(Stored data entries)

:::

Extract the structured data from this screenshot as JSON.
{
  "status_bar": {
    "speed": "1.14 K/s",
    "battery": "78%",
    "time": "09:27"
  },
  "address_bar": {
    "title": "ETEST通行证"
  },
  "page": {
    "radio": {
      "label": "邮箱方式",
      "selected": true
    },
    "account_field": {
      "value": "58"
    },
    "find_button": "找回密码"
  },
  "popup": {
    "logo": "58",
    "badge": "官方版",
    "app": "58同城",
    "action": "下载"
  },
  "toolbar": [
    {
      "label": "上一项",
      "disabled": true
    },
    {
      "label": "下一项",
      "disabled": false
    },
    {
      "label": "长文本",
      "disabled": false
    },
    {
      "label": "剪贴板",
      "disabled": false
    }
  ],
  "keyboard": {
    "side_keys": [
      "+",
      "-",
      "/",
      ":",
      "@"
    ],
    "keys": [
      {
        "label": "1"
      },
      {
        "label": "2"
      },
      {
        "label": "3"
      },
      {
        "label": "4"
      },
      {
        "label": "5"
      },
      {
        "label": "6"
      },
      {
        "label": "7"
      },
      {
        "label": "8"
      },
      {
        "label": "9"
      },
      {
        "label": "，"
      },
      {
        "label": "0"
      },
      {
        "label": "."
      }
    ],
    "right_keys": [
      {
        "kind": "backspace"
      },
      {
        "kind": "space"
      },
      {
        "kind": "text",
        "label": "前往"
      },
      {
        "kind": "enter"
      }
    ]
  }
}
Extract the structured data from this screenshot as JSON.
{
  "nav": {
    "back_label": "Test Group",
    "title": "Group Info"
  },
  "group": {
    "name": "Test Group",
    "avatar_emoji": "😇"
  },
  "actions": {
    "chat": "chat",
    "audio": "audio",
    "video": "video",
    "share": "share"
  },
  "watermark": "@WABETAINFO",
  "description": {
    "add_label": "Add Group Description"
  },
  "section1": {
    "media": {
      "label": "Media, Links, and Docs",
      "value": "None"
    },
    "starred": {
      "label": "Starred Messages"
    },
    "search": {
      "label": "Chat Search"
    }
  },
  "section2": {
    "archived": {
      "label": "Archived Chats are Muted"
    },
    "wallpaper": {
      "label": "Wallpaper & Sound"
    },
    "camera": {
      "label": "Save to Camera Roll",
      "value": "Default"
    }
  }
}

:::

* [GIVEN PROBLEM]: Reproduce all the records precisely.

* [OUTPUT BELOW]:
Extract the structured data from this screenshot as JSON.
{
  "status_bar": {
    "speed": "1.14 K/s",
    "battery": "78%",
    "time": "09:27"
  },
  "address_bar": {
    "title": "ETEST通行证"
  },
  "page": {
    "radio": {
      "label": "邮箱方式",
      "selected": true
    },
    "account_field": {
      "value": "58"
    },
    "find_button": "找回密码"
  },
  "popup": {
    "logo": "58",
    "badge": "官方版",
    "app": "58同城",
    "action": "下载"
  },
  "toolbar": [
    {
      "label": "上一项",
      "disabled": true
    },
    {
      "label": "下一项",
      "disabled": false
    },
    {
      "label": "长文本",
      "disabled": false
    },
    {
      "label": "剪贴板",
      "disabled": false
    }
  ],
  "keyboard": {
    "side_keys": [
      "+",
      "-",
      "/",
      ":",
      "@"
    ],
    "keys": [
      {
        "label": "1"
      },
      {
        "label": "2"
      },
      {
        "label": "3"
      },
      {
        "label": "4"
      },
      {
        "label": "5"
      },
      {
        "label": "6"
      },
      {
        "label": "7"
      },
      {
        "label": "8"
      },
      {
        "label": "9"
      },
      {
        "label": "，"
      },
      {
        "label": "0"
      },
      {
        "label": "."
      }
    ],
    "right_keys": [
      {
        "kind": "backspace"
      },
      {
        "kind": "space"
      },
      {
        "kind": "text",
        "label": "前往"
      },
      {
        "kind": "enter"
      }
    ]
  }
}
Extract the structured data from this screenshot as JSON.
{
  "nav": {
    "back_label": "Test Group",
    "title": "Group Info"
  },
  "group": {
    "name": "Test Group",
    "avatar_emoji": "😇"
  },
  "actions": {
    "chat": "chat",
    "audio": "audio",
    "video": "video",
    "share": "share"
  },
  "watermark": "@WABETAINFO",
  "description": {
    "add_label": "Add Group Description"
  },
  "section1": {
    "media": {
      "label": "Media, Links, and Docs",
      "value": "None"
    },
    "starred": {
      "label": "Starred Messages"
    },
    "search": {
      "label": "Chat Search"
    }
  },
  "section2": {
    "archived": {
      "label": "Archived Chats are Muted"
    },
    "wallpaper": {
      "label": "Wallpaper & Sound"
    },
    "camera": {
      "label": "Save to Camera Roll",
      "value": "Default"
    }
  }
}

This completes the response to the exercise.